> [WORK REQUIRED] Scan the lines below for the word "double". Copy each line you find it in.

> [SOURCE MATERIAL]
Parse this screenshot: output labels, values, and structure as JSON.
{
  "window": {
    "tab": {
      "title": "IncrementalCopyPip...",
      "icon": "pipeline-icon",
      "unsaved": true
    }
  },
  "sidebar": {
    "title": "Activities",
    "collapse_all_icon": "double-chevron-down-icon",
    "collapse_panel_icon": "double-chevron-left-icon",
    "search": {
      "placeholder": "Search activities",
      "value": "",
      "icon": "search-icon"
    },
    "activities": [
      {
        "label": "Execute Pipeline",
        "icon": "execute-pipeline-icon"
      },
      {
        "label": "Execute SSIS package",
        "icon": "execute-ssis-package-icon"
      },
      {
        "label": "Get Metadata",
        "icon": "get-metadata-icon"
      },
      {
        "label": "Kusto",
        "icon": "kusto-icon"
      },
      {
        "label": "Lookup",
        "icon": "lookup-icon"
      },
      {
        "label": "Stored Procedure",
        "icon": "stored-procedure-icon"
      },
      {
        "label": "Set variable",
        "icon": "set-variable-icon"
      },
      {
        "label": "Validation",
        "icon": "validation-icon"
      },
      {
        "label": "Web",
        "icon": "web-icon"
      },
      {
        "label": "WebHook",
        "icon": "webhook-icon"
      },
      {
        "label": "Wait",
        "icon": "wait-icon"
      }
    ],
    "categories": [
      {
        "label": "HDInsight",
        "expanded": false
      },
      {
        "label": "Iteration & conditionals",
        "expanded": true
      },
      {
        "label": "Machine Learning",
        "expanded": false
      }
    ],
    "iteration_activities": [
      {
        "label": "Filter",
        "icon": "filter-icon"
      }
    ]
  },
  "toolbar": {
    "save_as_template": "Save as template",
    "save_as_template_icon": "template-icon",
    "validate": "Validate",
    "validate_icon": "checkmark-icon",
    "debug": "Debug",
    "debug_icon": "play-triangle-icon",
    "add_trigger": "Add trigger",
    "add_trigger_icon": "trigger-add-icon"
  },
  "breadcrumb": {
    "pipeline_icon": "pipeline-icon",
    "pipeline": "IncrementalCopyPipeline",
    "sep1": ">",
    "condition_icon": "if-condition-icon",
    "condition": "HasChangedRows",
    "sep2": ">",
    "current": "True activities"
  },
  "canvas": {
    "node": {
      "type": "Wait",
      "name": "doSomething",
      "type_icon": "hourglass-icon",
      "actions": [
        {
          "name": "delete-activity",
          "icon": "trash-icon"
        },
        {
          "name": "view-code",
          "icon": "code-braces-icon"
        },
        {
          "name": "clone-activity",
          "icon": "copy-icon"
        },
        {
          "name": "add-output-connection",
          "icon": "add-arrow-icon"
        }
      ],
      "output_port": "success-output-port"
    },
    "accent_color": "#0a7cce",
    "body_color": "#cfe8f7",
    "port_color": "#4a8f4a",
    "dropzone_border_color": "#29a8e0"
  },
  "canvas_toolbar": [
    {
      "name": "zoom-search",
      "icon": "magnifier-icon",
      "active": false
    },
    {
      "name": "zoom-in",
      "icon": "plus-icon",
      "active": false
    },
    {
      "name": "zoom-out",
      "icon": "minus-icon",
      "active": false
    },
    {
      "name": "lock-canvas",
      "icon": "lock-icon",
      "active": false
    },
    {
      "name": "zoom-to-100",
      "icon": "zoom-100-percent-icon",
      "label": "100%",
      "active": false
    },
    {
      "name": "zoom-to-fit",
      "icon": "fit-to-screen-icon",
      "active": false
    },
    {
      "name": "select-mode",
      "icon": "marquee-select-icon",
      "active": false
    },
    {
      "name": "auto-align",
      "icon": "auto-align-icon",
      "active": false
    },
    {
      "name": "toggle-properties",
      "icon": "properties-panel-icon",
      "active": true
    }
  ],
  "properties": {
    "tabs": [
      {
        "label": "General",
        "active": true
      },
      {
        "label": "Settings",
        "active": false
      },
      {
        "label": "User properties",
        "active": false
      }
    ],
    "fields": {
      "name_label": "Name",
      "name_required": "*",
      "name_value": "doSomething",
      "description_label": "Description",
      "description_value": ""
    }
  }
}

> [THE ANSWER]
    "collapse_all_icon": "double-chevron-down-icon",
    "collapse_panel_icon": "double-chevron-left-icon",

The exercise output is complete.